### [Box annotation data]

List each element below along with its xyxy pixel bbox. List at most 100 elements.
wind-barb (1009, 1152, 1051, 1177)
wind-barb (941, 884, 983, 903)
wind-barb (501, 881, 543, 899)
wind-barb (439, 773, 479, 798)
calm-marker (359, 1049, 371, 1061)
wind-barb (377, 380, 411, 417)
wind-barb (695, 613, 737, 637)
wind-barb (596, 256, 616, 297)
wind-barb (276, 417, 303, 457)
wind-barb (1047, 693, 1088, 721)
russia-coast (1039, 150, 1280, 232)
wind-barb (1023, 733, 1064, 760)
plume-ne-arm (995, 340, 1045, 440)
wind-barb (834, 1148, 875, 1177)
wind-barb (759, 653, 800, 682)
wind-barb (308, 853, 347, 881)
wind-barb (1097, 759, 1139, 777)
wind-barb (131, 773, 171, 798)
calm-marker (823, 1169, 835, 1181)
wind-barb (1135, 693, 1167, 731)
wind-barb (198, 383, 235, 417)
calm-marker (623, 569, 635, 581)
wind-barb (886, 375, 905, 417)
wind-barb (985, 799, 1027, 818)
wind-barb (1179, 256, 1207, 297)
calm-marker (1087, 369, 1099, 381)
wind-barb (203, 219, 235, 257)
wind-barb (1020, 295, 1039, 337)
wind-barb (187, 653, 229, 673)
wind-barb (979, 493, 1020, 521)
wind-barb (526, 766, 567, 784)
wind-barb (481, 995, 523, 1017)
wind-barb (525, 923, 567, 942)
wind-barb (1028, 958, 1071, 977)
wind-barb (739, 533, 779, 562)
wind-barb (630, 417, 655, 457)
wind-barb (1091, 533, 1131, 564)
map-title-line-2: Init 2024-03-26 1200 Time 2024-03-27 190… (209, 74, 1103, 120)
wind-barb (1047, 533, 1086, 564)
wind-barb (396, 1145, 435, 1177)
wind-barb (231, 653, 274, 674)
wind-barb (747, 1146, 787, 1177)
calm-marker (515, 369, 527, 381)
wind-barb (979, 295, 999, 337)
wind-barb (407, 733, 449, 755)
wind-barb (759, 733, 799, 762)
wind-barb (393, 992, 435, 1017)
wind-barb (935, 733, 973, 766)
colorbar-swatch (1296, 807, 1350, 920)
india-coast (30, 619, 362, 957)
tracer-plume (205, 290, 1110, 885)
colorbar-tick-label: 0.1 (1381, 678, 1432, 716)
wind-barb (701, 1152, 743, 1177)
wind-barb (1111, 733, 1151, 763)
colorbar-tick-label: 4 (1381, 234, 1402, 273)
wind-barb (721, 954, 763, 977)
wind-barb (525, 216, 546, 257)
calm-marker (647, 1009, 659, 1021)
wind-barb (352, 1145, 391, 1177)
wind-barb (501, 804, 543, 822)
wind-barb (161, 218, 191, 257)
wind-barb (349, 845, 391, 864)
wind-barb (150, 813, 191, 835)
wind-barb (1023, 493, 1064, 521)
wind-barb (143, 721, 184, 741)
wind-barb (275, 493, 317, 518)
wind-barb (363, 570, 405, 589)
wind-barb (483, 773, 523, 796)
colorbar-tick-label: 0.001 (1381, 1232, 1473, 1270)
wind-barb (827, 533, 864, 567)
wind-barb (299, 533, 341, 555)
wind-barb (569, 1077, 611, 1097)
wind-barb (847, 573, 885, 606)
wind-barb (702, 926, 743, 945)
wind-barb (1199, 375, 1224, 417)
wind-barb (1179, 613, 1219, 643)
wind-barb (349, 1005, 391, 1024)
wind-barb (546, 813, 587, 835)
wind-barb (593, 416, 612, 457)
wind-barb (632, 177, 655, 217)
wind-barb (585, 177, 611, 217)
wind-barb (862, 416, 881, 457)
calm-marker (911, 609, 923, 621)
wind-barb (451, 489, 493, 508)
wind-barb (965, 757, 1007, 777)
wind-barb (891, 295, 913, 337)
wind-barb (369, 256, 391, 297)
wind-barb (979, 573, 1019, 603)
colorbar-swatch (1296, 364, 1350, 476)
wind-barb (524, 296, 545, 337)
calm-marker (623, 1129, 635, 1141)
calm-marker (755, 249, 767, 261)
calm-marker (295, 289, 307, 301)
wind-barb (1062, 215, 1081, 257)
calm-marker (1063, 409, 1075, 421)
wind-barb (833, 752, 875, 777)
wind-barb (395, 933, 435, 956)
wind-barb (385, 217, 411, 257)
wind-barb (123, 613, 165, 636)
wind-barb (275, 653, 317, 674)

### [THE REQUEST]
Copy out the lines above word for word, from the first to the last.

### [OUTPUT OF THE TASK]
List each element below along with its xyxy pixel bbox. List at most 100 elements.
wind-barb (1009, 1152, 1051, 1177)
wind-barb (941, 884, 983, 903)
wind-barb (501, 881, 543, 899)
wind-barb (439, 773, 479, 798)
calm-marker (359, 1049, 371, 1061)
wind-barb (377, 380, 411, 417)
wind-barb (695, 613, 737, 637)
wind-barb (596, 256, 616, 297)
wind-barb (276, 417, 303, 457)
wind-barb (1047, 693, 1088, 721)
russia-coast (1039, 150, 1280, 232)
wind-barb (1023, 733, 1064, 760)
plume-ne-arm (995, 340, 1045, 440)
wind-barb (834, 1148, 875, 1177)
wind-barb (759, 653, 800, 682)
wind-barb (308, 853, 347, 881)
wind-barb (1097, 759, 1139, 777)
wind-barb (131, 773, 171, 798)
calm-marker (823, 1169, 835, 1181)
wind-barb (1135, 693, 1167, 731)
wind-barb (198, 383, 235, 417)
calm-marker (623, 569, 635, 581)
wind-barb (886, 375, 905, 417)
wind-barb (985, 799, 1027, 818)
wind-barb (1179, 256, 1207, 297)
calm-marker (1087, 369, 1099, 381)
wind-barb (203, 219, 235, 257)
wind-barb (1020, 295, 1039, 337)
wind-barb (187, 653, 229, 673)
wind-barb (979, 493, 1020, 521)
wind-barb (526, 766, 567, 784)
wind-barb (481, 995, 523, 1017)
wind-barb (525, 923, 567, 942)
wind-barb (1028, 958, 1071, 977)
wind-barb (739, 533, 779, 562)
wind-barb (630, 417, 655, 457)
wind-barb (1091, 533, 1131, 564)
map-title-line-2: Init 2024-03-26 1200 Time 2024-03-27 190… (209, 74, 1103, 120)
wind-barb (1047, 533, 1086, 564)
wind-barb (396, 1145, 435, 1177)
wind-barb (231, 653, 274, 674)
wind-barb (747, 1146, 787, 1177)
calm-marker (515, 369, 527, 381)
wind-barb (979, 295, 999, 337)
wind-barb (407, 733, 449, 755)
wind-barb (759, 733, 799, 762)
wind-barb (393, 992, 435, 1017)
wind-barb (935, 733, 973, 766)
colorbar-swatch (1296, 807, 1350, 920)
india-coast (30, 619, 362, 957)
tracer-plume (205, 290, 1110, 885)
colorbar-tick-label: 0.1 (1381, 678, 1432, 716)
wind-barb (701, 1152, 743, 1177)
wind-barb (1111, 733, 1151, 763)
colorbar-tick-label: 4 (1381, 234, 1402, 273)
wind-barb (721, 954, 763, 977)
wind-barb (525, 216, 546, 257)
calm-marker (647, 1009, 659, 1021)
wind-barb (352, 1145, 391, 1177)
wind-barb (501, 804, 543, 822)
wind-barb (161, 218, 191, 257)
wind-barb (349, 845, 391, 864)
wind-barb (150, 813, 191, 835)
wind-barb (1023, 493, 1064, 521)
wind-barb (143, 721, 184, 741)
wind-barb (275, 493, 317, 518)
wind-barb (363, 570, 405, 589)
wind-barb (483, 773, 523, 796)
colorbar-tick-label: 0.001 (1381, 1232, 1473, 1270)
wind-barb (827, 533, 864, 567)
wind-barb (299, 533, 341, 555)
wind-barb (569, 1077, 611, 1097)
wind-barb (847, 573, 885, 606)
wind-barb (702, 926, 743, 945)
wind-barb (1199, 375, 1224, 417)
wind-barb (1179, 613, 1219, 643)
wind-barb (349, 1005, 391, 1024)
wind-barb (546, 813, 587, 835)
wind-barb (593, 416, 612, 457)
wind-barb (632, 177, 655, 217)
wind-barb (585, 177, 611, 217)
wind-barb (862, 416, 881, 457)
calm-marker (911, 609, 923, 621)
wind-barb (451, 489, 493, 508)
wind-barb (965, 757, 1007, 777)
wind-barb (891, 295, 913, 337)
wind-barb (369, 256, 391, 297)
wind-barb (979, 573, 1019, 603)
colorbar-swatch (1296, 364, 1350, 476)
wind-barb (524, 296, 545, 337)
calm-marker (623, 1129, 635, 1141)
calm-marker (755, 249, 767, 261)
calm-marker (295, 289, 307, 301)
wind-barb (1062, 215, 1081, 257)
calm-marker (1063, 409, 1075, 421)
wind-barb (833, 752, 875, 777)
wind-barb (395, 933, 435, 956)
wind-barb (385, 217, 411, 257)
wind-barb (123, 613, 165, 636)
wind-barb (275, 653, 317, 674)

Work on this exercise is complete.